_REQUIRED WORK_
Output all lines exactly.

══════════════════════════════

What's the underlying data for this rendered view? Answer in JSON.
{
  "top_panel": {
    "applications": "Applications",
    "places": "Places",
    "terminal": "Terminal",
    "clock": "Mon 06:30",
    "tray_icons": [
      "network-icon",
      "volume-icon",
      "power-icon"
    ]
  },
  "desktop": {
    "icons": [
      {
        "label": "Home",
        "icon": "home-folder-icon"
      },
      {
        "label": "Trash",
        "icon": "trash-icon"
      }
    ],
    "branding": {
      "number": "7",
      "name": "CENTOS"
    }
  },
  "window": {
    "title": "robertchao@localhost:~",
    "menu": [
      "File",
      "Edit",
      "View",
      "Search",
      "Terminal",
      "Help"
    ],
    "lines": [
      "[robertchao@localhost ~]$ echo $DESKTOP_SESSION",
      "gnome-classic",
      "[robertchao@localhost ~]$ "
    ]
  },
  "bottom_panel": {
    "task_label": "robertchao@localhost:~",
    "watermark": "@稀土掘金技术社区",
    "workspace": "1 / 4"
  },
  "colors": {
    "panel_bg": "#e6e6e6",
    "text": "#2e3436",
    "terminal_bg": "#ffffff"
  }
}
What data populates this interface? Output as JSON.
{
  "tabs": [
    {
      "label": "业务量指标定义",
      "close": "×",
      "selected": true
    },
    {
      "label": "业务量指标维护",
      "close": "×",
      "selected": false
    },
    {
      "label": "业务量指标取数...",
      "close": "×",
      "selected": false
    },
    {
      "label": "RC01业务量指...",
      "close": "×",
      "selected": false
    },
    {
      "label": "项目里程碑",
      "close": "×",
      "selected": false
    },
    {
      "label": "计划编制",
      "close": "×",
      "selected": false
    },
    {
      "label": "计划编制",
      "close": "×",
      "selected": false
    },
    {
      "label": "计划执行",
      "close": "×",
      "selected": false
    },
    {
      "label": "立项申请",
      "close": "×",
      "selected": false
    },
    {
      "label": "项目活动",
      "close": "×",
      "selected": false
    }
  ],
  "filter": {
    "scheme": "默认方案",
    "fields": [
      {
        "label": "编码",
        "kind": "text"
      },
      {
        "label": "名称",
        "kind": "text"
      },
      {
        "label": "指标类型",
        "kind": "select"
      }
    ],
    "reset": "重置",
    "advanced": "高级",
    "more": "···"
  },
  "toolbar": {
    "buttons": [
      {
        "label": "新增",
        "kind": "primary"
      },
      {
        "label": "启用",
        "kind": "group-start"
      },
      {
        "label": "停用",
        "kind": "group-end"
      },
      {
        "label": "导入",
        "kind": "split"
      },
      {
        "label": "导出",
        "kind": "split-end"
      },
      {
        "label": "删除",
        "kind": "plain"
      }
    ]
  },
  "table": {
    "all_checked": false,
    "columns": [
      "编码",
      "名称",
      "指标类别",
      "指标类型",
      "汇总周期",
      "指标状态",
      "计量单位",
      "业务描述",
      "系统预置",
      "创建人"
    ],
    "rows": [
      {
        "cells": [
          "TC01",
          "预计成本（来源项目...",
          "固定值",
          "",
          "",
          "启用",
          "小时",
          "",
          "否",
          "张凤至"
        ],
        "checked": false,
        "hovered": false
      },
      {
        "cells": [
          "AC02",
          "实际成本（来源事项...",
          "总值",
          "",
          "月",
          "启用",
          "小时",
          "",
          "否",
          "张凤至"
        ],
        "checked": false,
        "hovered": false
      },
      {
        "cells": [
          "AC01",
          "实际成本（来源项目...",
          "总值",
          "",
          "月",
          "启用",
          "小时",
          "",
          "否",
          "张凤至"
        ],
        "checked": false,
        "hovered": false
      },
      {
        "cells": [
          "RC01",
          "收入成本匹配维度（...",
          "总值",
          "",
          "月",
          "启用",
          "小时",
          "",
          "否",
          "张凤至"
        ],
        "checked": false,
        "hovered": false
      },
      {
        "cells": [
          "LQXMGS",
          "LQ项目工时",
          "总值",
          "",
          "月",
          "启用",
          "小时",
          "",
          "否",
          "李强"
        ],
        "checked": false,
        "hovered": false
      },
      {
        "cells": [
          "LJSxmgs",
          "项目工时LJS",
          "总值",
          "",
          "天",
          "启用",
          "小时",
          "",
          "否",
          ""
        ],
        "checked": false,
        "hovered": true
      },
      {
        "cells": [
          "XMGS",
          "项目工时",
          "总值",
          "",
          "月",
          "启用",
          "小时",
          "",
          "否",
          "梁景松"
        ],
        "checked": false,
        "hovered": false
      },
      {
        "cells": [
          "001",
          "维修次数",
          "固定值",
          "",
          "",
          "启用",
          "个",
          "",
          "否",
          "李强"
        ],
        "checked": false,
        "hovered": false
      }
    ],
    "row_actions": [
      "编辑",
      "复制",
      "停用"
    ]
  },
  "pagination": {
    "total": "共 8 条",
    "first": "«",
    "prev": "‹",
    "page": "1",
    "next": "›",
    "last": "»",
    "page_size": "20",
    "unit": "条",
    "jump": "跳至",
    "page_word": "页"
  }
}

══════════════════════════════

_ANSWER TO THIS EXERCISE_
What's the underlying data for this rendered view? Answer in JSON.
{
  "top_panel": {
    "applications": "Applications",
    "places": "Places",
    "terminal": "Terminal",
    "clock": "Mon 06:30",
    "tray_icons": [
      "network-icon",
      "volume-icon",
      "power-icon"
    ]
  },
  "desktop": {
    "icons": [
      {
        "label": "Home",
        "icon": "home-folder-icon"
      },
      {
        "label": "Trash",
        "icon": "trash-icon"
      }
    ],
    "branding": {
      "number": "7",
      "name": "CENTOS"
    }
  },
  "window": {
    "title": "robertchao@localhost:~",
    "menu": [
      "File",
      "Edit",
      "View",
      "Search",
      "Terminal",
      "Help"
    ],
    "lines": [
      "[robertchao@localhost ~]$ echo $DESKTOP_SESSION",
      "gnome-classic",
      "[robertchao@localhost ~]$ "
    ]
  },
  "bottom_panel": {
    "task_label": "robertchao@localhost:~",
    "watermark": "@稀土掘金技术社区",
    "workspace": "1 / 4"
  },
  "colors": {
    "panel_bg": "#e6e6e6",
    "text": "#2e3436",
    "terminal_bg": "#ffffff"
  }
}
What data populates this interface? Output as JSON.
{
  "tabs": [
    {
      "label": "业务量指标定义",
      "close": "×",
      "selected": true
    },
    {
      "label": "业务量指标维护",
      "close": "×",
      "selected": false
    },
    {
      "label": "业务量指标取数...",
      "close": "×",
      "selected": false
    },
    {
      "label": "RC01业务量指...",
      "close": "×",
      "selected": false
    },
    {
      "label": "项目里程碑",
      "close": "×",
      "selected": false
    },
    {
      "label": "计划编制",
      "close": "×",
      "selected": false
    },
    {
      "label": "计划编制",
      "close": "×",
      "selected": false
    },
    {
      "label": "计划执行",
      "close": "×",
      "selected": false
    },
    {
      "label": "立项申请",
      "close": "×",
      "selected": false
    },
    {
      "label": "项目活动",
      "close": "×",
      "selected": false
    }
  ],
  "filter": {
    "scheme": "默认方案",
    "fields": [
      {
        "label": "编码",
        "kind": "text"
      },
      {
        "label": "名称",
        "kind": "text"
      },
      {
        "label": "指标类型",
        "kind": "select"
      }
    ],
    "reset": "重置",
    "advanced": "高级",
    "more": "···"
  },
  "toolbar": {
    "buttons": [
      {
        "label": "新增",
        "kind": "primary"
      },
      {
        "label": "启用",
        "kind": "group-start"
      },
      {
        "label": "停用",
        "kind": "group-end"
      },
      {
        "label": "导入",
        "kind": "split"
      },
      {
        "label": "导出",
        "kind": "split-end"
      },
      {
        "label": "删除",
        "kind": "plain"
      }
    ]
  },
  "table": {
    "all_checked": false,
    "columns": [
      "编码",
      "名称",
      "指标类别",
      "指标类型",
      "汇总周期",
      "指标状态",
      "计量单位",
      "业务描述",
      "系统预置",
      "创建人"
    ],
    "rows": [
      {
        "cells": [
          "TC01",
          "预计成本（来源项目...",
          "固定值",
          "",
          "",
          "启用",
          "小时",
          "",
          "否",
          "张凤至"
        ],
        "checked": false,
        "hovered": false
      },
      {
        "cells": [
          "AC02",
          "实际成本（来源事项...",
          "总值",
          "",
          "月",
          "启用",
          "小时",
          "",
          "否",
          "张凤至"
        ],
        "checked": false,
        "hovered": false
      },
      {
        "cells": [
          "AC01",
          "实际成本（来源项目...",
          "总值",
          "",
          "月",
          "启用",
          "小时",
          "",
          "否",
          "张凤至"
        ],
        "checked": false,
        "hovered": false
      },
      {
        "cells": [
          "RC01",
          "收入成本匹配维度（...",
          "总值",
          "",
          "月",
          "启用",
          "小时",
          "",
          "否",
          "张凤至"
        ],
        "checked": false,
        "hovered": false
      },
      {
        "cells": [
          "LQXMGS",
          "LQ项目工时",
          "总值",
          "",
          "月",
          "启用",
          "小时",
          "",
          "否",
          "李强"
        ],
        "checked": false,
        "hovered": false
      },
      {
        "cells": [
          "LJSxmgs",
          "项目工时LJS",
          "总值",
          "",
          "天",
          "启用",
          "小时",
          "",
          "否",
          ""
        ],
        "checked": false,
        "hovered": true
      },
      {
        "cells": [
          "XMGS",
          "项目工时",
          "总值",
          "",
          "月",
          "启用",
          "小时",
          "",
          "否",
          "梁景松"
        ],
        "checked": false,
        "hovered": false
      },
      {
        "cells": [
          "001",
          "维修次数",
          "固定值",
          "",
          "",
          "启用",
          "个",
          "",
          "否",
          "李强"
        ],
        "checked": false,
        "hovered": false
      }
    ],
    "row_actions": [
      "编辑",
      "复制",
      "停用"
    ]
  },
  "pagination": {
    "total": "共 8 条",
    "first": "«",
    "prev": "‹",
    "page": "1",
    "next": "›",
    "last": "»",
    "page_size": "20",
    "unit": "条",
    "jump": "跳至",
    "page_word": "页"
  }
}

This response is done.